**Text provided:**

##############################

Duong Chhay is the son of Interior Ministry general Duong Ngeap, who was jailed this week following a Facebook rant about corrupt courts. Ngeap said in online videos that he had run out of money from repeated court visits, acknowledging an adultery case against him but denying fraud.

The son, Chhay, was last year caught on footage dragging and attacking his wife in their home.

In his own Facebook video that Chhay posted this week — but has since been deleted — the son detailed his father’s affair with a woman and alleged financial improprieties that resulted.

The father built a villa for the woman on the family company’s land, and had his nephew marry the lover to take assets from the company, Chhay alleged.

Senior ruling-party officials mediated in the dispute, and Chhay and his mother filed a lawsuit, he said.

But the courts ruled in favor of the lover, allowing the woman to keep the villa, he said, criticizing then-Appeal Court president You Bunleng for taking the wrong side.

“My mother was shocked — he was the president of the Appeal Court and a law expert and he used the words ‘wife of Ngeap’” about the lover, Chhay said.

##############################

**Exercise instructions:** Restate the text about Duong Chhay and his father, beginning at the words "The son, Chhay, was" and stopping after "improprieties that resulted.", with "footage" renamed "video".

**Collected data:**

##############################

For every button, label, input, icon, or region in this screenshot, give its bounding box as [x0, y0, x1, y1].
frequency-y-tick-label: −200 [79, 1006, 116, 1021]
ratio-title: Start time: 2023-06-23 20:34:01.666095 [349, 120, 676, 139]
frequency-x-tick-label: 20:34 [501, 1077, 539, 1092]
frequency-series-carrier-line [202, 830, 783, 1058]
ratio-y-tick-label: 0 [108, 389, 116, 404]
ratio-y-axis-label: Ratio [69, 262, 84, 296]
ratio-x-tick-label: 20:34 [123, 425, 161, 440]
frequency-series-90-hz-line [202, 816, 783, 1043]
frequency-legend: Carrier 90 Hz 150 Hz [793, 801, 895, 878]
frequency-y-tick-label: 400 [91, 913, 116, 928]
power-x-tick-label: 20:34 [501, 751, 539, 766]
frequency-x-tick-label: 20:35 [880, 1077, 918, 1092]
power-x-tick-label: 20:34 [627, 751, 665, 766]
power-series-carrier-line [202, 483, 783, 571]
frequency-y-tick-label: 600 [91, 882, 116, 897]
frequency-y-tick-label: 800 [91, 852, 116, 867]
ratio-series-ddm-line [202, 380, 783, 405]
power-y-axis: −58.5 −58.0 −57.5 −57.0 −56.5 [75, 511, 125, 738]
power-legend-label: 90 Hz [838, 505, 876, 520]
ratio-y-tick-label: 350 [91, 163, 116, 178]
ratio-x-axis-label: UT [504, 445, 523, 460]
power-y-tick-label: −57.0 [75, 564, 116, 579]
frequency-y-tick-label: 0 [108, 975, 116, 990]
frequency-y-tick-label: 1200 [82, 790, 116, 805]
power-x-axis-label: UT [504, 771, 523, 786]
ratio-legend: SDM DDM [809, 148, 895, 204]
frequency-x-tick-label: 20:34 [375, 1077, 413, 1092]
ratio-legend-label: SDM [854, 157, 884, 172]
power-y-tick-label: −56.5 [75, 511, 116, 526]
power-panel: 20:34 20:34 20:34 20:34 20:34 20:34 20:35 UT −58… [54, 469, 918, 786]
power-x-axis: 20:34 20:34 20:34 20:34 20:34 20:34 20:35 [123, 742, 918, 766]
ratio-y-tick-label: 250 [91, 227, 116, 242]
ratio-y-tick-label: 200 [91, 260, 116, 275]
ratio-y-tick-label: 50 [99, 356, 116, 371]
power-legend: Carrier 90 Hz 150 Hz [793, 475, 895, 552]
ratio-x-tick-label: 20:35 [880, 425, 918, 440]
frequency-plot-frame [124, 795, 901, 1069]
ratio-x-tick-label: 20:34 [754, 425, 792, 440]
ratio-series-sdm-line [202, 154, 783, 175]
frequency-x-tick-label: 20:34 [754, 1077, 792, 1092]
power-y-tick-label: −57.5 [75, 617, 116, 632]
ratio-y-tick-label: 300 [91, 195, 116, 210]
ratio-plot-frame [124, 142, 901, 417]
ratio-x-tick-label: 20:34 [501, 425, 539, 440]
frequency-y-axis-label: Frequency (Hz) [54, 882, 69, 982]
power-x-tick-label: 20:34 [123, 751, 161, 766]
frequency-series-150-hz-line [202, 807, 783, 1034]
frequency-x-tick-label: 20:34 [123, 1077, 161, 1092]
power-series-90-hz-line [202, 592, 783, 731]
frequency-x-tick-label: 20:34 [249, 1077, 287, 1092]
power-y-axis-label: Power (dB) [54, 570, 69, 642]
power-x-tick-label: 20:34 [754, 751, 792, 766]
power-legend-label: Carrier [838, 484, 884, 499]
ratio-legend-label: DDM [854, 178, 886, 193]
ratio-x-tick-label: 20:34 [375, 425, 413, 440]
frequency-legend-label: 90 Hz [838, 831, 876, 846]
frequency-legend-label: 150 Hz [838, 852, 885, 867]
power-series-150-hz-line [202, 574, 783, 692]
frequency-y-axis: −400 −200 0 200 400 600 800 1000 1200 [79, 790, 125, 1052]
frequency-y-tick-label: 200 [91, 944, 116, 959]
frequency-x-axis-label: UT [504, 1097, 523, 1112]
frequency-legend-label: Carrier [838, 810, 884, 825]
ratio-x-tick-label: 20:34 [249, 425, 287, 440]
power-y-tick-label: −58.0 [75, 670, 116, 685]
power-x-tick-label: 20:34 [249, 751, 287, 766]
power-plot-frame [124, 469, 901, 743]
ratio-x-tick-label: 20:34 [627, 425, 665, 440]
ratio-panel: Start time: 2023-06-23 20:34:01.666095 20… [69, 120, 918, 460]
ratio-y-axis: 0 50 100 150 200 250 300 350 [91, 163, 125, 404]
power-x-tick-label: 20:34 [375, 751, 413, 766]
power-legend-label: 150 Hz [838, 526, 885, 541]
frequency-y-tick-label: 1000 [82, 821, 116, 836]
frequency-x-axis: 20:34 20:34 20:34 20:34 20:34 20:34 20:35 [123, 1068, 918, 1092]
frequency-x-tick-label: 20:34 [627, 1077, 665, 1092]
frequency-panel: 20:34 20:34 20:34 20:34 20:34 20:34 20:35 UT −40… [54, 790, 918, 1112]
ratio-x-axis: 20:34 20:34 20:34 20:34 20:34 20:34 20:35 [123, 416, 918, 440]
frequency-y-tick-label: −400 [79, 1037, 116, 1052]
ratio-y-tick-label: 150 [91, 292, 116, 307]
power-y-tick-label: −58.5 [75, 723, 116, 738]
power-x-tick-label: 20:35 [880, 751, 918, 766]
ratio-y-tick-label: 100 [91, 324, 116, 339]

##############################

**Answer to the exercise:**
The son, Chhay, was last year caught on video dragging and attacking his wife in their home.

In his own Facebook video that Chhay posted this week — but has since been deleted — the son detailed his father’s affair with a woman and alleged financial improprieties that resulted.